[begin EXTRACTED INFORMATION]

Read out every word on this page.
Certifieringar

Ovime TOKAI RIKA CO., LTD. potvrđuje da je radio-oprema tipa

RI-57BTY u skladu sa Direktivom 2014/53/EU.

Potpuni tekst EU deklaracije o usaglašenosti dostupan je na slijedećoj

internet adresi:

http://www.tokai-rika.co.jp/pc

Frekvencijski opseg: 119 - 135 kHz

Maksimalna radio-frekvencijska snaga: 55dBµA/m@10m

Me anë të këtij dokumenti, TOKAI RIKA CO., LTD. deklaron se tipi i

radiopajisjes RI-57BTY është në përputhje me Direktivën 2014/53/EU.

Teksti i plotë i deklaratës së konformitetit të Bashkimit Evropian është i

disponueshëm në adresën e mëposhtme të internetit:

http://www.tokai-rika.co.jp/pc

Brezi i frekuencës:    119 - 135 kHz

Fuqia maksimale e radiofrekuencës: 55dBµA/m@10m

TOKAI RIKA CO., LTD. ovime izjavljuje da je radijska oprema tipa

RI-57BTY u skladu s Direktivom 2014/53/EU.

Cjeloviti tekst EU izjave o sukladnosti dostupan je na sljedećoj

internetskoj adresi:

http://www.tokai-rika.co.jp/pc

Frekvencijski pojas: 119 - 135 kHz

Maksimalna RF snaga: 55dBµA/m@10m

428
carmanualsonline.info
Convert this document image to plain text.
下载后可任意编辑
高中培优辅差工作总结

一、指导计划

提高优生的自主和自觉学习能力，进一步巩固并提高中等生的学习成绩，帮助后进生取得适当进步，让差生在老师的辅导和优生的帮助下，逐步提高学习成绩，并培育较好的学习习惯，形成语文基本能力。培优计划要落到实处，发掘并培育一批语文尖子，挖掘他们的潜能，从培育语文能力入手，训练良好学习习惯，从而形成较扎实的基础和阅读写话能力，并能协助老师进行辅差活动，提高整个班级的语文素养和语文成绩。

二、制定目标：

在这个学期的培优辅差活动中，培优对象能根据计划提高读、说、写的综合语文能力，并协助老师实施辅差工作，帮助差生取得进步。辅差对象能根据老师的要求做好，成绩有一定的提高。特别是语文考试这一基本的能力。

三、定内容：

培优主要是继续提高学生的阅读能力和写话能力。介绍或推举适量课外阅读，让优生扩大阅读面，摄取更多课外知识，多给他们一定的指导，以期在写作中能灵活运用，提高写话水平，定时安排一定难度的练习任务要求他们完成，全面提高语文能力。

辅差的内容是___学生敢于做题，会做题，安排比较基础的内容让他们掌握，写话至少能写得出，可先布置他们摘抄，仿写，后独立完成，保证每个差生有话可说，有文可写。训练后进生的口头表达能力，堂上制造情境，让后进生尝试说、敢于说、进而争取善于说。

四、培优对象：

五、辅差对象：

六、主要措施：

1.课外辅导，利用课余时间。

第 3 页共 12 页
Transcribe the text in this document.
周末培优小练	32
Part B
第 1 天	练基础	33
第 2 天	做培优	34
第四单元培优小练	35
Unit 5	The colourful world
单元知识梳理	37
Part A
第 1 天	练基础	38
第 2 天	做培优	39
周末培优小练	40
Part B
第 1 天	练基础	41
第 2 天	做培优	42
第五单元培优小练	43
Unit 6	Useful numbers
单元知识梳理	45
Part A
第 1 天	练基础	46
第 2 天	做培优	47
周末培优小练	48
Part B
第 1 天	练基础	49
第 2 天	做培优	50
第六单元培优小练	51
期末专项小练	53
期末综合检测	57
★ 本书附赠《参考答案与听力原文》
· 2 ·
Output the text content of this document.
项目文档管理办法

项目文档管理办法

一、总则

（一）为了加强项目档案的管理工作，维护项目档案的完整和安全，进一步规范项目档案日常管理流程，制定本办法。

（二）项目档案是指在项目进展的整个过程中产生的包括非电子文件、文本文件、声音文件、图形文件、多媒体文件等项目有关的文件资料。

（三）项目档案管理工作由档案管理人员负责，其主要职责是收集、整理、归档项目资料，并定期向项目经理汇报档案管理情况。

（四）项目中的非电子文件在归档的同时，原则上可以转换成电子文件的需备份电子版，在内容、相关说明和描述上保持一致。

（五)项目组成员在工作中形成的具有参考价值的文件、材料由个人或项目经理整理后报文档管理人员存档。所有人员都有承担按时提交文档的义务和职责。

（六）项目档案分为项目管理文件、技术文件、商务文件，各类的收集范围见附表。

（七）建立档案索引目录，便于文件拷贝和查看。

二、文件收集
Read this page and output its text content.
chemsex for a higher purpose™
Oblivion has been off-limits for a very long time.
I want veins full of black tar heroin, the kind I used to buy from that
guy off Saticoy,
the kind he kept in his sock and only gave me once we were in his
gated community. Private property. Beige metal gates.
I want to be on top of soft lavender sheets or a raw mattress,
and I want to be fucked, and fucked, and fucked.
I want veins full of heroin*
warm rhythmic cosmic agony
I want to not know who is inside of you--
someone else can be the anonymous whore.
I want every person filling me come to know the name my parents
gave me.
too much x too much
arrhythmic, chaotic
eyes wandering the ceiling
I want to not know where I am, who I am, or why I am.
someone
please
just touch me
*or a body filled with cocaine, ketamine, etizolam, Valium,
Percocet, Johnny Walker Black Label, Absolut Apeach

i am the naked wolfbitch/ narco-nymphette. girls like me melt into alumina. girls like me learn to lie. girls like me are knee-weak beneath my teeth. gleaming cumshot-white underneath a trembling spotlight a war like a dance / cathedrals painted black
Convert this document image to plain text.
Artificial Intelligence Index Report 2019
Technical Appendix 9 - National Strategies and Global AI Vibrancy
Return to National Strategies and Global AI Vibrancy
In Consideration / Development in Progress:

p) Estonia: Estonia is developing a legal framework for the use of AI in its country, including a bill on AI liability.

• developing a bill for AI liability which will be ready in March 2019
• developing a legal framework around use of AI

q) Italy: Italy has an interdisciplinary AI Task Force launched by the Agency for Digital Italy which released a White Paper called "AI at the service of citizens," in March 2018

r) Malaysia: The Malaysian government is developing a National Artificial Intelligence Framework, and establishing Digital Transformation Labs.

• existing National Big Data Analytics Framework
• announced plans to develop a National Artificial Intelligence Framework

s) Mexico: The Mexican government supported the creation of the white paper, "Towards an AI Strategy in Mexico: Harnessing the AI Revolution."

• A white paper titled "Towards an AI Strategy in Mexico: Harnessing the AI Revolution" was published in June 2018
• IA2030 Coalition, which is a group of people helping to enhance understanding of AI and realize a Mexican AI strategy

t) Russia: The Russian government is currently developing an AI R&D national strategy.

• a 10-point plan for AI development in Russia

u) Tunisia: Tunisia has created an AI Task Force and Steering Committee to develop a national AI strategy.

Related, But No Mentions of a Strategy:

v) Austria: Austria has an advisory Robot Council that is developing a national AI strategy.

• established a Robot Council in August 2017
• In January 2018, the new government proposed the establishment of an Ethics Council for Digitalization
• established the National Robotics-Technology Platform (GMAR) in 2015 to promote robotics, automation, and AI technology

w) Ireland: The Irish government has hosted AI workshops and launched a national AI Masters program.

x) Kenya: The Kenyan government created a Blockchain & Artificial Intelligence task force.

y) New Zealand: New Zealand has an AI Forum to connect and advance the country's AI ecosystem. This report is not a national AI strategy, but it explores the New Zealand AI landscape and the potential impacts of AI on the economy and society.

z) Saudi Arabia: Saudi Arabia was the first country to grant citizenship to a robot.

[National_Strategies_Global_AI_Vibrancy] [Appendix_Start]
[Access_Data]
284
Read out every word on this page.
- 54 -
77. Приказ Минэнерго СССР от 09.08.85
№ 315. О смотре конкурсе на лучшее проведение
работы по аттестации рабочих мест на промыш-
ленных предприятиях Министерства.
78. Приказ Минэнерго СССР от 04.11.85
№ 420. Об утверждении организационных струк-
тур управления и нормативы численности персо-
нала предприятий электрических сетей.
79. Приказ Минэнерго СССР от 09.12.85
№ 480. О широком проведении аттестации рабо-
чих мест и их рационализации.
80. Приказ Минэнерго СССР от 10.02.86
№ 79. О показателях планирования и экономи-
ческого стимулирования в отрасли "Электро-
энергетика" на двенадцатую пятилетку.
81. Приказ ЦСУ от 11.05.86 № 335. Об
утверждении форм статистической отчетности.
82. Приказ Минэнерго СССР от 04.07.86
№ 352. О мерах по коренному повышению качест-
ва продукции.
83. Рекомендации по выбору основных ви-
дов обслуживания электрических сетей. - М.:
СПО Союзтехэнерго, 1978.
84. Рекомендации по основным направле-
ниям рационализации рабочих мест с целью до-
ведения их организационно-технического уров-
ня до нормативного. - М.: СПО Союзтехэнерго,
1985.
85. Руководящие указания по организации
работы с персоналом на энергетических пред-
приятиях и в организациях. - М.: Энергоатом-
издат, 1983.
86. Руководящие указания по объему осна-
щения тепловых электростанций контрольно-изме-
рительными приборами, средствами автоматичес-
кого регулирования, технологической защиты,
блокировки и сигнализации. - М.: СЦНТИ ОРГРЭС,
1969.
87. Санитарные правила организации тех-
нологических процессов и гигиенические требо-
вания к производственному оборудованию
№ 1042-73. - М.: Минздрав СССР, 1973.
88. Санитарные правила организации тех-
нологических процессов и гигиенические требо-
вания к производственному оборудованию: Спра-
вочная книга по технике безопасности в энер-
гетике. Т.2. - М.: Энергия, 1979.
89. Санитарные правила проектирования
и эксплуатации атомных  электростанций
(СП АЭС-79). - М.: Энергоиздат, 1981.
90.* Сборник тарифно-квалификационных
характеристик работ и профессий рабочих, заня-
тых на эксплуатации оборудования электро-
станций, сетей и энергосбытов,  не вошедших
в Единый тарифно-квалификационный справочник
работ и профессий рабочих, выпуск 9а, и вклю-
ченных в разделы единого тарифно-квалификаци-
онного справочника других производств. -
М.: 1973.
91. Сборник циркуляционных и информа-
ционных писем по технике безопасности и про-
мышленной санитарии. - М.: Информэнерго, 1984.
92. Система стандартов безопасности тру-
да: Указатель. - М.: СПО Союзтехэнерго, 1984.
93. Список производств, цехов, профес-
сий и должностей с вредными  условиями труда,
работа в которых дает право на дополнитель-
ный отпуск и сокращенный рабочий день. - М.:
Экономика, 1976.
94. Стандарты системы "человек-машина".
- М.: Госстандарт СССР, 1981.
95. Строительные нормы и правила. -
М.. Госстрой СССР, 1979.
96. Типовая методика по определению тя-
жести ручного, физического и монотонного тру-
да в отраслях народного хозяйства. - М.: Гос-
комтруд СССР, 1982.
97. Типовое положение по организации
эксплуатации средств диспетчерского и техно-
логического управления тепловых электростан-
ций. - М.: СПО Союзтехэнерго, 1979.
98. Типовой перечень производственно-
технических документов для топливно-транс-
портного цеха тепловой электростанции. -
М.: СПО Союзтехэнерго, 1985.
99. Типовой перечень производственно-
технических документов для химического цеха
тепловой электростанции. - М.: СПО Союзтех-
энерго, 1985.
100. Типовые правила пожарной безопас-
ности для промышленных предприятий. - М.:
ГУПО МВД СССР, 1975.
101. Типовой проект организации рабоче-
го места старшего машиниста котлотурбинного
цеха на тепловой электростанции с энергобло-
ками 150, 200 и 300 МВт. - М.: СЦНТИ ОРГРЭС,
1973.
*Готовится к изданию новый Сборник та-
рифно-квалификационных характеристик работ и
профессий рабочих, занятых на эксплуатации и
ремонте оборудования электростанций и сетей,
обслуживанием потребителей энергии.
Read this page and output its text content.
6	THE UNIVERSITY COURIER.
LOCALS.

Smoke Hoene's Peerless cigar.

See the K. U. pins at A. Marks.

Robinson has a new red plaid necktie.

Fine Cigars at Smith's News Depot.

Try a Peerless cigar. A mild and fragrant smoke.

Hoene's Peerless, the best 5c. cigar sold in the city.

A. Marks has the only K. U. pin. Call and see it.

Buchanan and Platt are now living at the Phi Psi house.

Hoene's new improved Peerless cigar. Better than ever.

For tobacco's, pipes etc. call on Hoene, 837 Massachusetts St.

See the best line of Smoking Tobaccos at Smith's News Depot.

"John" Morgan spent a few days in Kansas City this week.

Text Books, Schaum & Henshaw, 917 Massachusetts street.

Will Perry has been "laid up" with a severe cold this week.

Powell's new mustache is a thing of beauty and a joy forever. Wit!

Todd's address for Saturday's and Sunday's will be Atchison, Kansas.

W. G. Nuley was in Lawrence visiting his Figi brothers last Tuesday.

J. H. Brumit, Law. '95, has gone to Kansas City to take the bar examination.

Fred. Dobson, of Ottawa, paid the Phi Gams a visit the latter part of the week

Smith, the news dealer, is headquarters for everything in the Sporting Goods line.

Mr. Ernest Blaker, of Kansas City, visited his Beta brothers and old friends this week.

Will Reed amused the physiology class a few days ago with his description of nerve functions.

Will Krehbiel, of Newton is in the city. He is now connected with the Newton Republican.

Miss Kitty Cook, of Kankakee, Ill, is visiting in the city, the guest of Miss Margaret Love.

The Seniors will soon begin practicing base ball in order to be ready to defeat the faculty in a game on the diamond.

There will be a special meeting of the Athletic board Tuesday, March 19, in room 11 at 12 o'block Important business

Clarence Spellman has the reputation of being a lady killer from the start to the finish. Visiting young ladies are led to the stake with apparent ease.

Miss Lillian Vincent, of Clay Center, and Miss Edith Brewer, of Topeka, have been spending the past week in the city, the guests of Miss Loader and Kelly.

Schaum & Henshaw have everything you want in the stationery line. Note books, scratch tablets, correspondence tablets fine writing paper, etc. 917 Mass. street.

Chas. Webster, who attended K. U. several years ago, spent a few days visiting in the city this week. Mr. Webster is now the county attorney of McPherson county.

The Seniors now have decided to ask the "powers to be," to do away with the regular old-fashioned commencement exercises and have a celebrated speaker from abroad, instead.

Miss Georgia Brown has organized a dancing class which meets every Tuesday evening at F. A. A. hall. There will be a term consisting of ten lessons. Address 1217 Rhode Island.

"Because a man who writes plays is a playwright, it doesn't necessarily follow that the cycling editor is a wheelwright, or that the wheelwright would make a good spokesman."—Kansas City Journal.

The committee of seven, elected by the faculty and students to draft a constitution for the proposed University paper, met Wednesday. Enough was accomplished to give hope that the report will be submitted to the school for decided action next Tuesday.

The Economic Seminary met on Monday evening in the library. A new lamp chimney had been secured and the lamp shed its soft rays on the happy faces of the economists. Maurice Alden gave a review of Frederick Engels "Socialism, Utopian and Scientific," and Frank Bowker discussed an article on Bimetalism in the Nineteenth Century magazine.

[end EXTRACTED INFORMATION]

■ **WHAT TO WORK ON**
Copy, from the material, each line that holds the string "country".

■ **TASK ANSWER**
p) Estonia: Estonia is developing a legal framework for the use of AI in its country, including a bill on AI liability.
y) New Zealand: New Zealand has an AI Forum to connect and advance the country's AI ecosystem. This report is not a national AI strategy, but it explores the New Zealand AI landscape and the potential impacts of AI on the economy and society.
z) Saudi Arabia: Saudi Arabia was the first country to grant citizenship to a robot.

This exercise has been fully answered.